Problem A
Set down the lines of the listing word for word, starting at the line containing "itemize the components" and ending at the line containing "group-view-button[interactable]: ⌄ [524,319,586,347]".

Text to read
****************

|
|
Home |
Photography |
Comedy |
Music |
Wisdom |
Other |
|
|
[The story behind this...Apparently, there is a guy who digs things out of
his back yard and sends his "discoveries" to the Smithsonian Institute,
labeling them with scientific names and insisting they are actual
archeological finds. The studioarre truth is this guy really exists and
does this in his spare time! Anyway, what follows is a letter from the
Smithsonian Institute in response to his submission of a recently discovered
specimen.]
Paleoanthropology Division
Smithsonian Institute
207 Pennsylvania Avenue
Washington, DC 20078
Dear Sir:
Thank you for your latest submission to the Institute, labeled "211-D, layer
seven, next to the clothesline post. Hominid skull." We have given this
specimen a careful and detailed examination, and regret to inform you that
we disagree with your theory that it represents "conclusive proof of the
presence of Early Man in Charleston County two million years ago."
Rather, it appears that what you have found is the head of a Barbie doll,
of the
variety one of our staff, who has small children, believes to be the "Malibu
Barbie".

****************

Record set
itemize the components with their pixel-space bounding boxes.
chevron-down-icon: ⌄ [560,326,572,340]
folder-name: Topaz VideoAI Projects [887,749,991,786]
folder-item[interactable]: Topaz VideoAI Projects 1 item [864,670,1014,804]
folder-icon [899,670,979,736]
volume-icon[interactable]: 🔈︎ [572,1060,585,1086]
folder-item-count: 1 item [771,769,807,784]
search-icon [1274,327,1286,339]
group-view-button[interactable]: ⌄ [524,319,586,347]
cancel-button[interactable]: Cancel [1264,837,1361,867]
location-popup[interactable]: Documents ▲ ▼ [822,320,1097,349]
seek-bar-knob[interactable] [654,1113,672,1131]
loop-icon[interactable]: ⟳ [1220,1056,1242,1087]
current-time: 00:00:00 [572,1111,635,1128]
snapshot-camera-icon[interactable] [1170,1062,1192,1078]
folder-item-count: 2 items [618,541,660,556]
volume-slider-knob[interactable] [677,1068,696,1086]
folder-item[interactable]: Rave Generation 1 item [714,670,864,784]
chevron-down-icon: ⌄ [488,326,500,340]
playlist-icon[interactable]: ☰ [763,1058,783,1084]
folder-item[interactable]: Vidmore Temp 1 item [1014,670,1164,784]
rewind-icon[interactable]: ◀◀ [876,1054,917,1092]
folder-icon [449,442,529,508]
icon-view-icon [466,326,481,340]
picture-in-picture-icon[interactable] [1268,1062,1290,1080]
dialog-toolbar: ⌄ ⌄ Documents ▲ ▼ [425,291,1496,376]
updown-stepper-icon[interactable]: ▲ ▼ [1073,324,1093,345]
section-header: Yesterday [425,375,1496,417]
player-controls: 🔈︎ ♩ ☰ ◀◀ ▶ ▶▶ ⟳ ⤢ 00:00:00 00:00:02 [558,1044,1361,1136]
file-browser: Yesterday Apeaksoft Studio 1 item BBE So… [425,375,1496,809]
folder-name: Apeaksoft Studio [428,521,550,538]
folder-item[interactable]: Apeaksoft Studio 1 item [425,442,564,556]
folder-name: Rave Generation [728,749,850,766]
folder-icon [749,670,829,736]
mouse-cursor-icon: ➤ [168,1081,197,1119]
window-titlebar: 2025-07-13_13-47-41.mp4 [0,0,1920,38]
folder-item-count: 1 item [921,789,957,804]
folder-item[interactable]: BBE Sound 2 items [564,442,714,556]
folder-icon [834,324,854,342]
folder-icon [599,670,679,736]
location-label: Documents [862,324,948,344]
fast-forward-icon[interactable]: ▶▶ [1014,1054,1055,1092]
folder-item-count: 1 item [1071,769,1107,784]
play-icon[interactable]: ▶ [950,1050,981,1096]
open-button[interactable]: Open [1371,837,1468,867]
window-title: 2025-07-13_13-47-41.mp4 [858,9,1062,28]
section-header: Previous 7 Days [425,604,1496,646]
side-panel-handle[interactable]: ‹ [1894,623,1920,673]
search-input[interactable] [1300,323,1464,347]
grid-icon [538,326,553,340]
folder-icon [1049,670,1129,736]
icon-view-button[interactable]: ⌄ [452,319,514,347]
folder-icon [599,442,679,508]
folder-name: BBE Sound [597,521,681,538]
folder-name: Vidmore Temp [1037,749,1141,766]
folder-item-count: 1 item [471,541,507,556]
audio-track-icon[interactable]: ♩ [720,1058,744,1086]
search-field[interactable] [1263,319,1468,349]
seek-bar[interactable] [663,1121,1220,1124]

****************

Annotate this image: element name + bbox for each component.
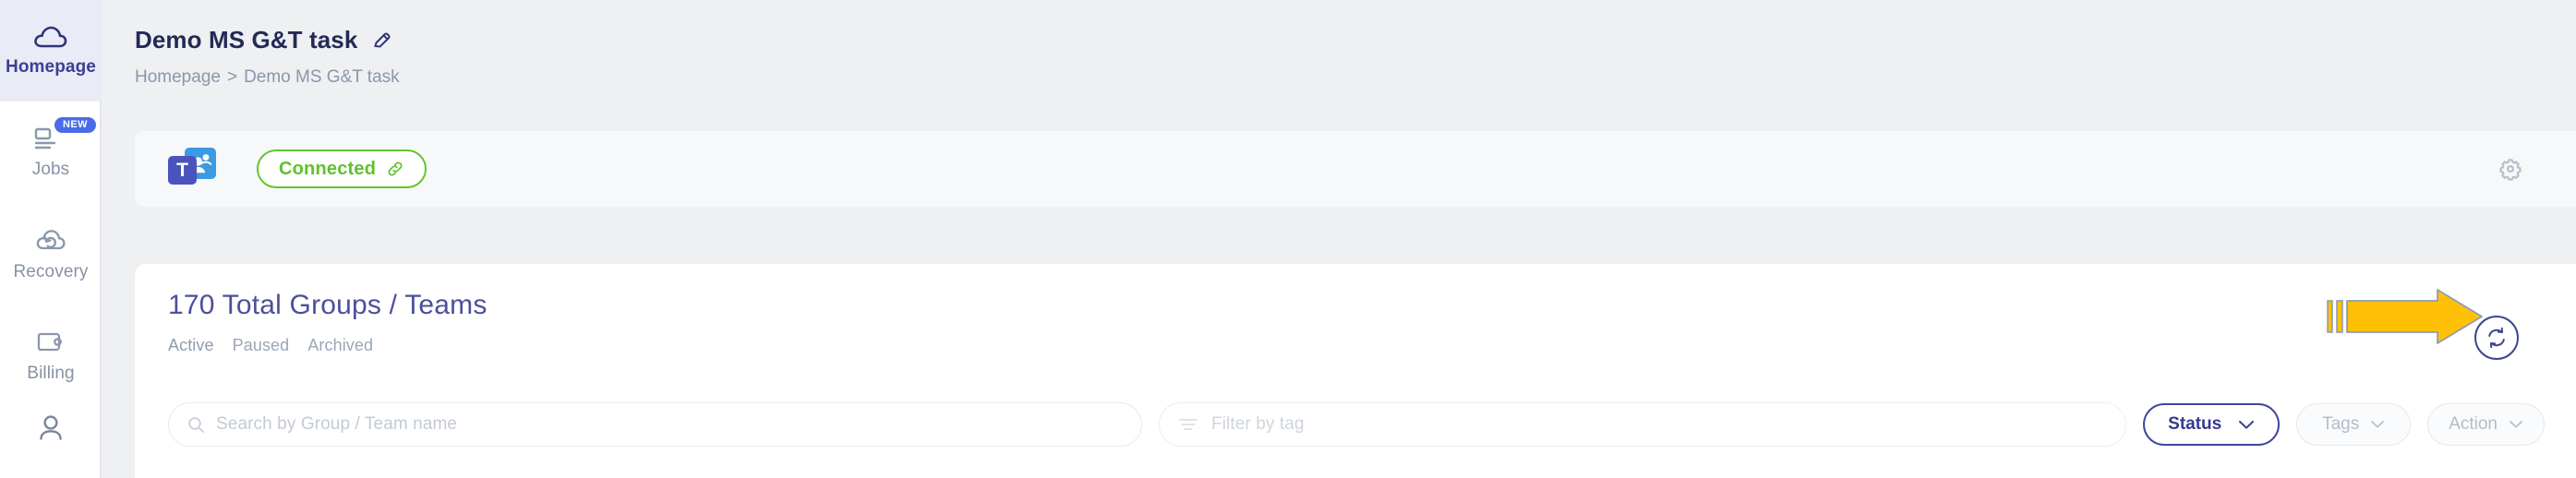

****************

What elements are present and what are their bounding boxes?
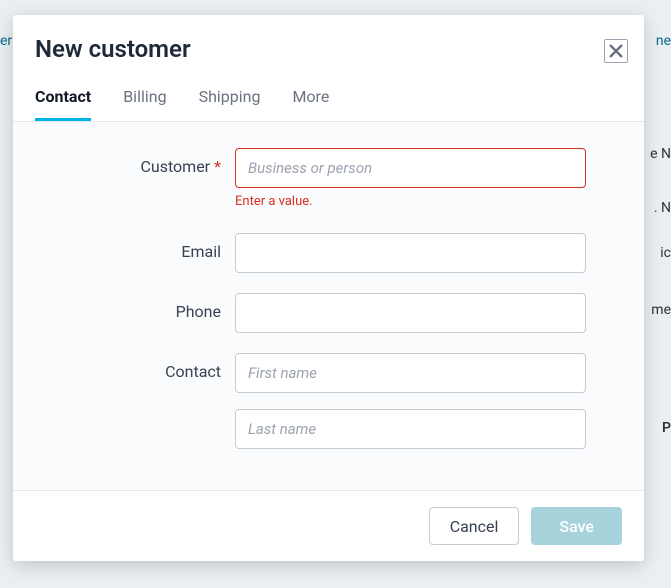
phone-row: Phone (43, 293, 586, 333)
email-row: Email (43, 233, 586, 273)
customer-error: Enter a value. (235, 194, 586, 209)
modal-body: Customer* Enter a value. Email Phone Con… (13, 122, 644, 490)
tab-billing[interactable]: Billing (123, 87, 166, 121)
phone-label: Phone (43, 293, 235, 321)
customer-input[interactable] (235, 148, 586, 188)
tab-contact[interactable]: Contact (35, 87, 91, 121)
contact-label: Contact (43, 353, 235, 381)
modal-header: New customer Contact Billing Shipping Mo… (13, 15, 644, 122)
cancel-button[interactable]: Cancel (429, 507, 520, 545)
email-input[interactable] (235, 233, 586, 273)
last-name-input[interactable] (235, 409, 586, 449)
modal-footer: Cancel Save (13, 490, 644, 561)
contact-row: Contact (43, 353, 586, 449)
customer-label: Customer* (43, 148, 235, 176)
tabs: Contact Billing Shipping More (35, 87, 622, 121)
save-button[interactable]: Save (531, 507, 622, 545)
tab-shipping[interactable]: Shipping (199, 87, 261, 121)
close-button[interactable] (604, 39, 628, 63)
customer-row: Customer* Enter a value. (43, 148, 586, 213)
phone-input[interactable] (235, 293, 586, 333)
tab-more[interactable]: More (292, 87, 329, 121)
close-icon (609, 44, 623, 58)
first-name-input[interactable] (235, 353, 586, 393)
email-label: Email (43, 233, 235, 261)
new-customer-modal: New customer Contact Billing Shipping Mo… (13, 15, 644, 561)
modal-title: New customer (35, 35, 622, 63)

****************

Problem B
Using the text about the backyard skull, answer yes or no to each statement and quote the words that decide it: (i) The Institute agrees the find proves Early Man lived in Charleston County two million years ago. (ii) The find was labeled as coming from next to the clothesline post. (iii) The letter says the find looks like the head of a Barbie doll.

Correct output A
itemize the components with their pixel-space bounding boxes.
chevron-down-icon: ⌄ [560,326,572,340]
folder-name: Topaz VideoAI Projects [887,749,991,786]
folder-item[interactable]: Topaz VideoAI Projects 1 item [864,670,1014,804]
folder-icon [899,670,979,736]
volume-icon[interactable]: 🔈︎ [572,1060,585,1086]
folder-item-count: 1 item [771,769,807,784]
search-icon [1274,327,1286,339]
group-view-button[interactable]: ⌄ [524,319,586,347]

Correct output B
(i) No: "regret to inform you that we disagree with your theory that it represents "conclusive proof of the presence of Early Man in Charleston County two million years ago.""
(ii) Yes: "labeled "211-D, layer seven, next to the clothesline post. Hominid skull.""
(iii) Yes: "it appears that what you have found is the head of a Barbie doll"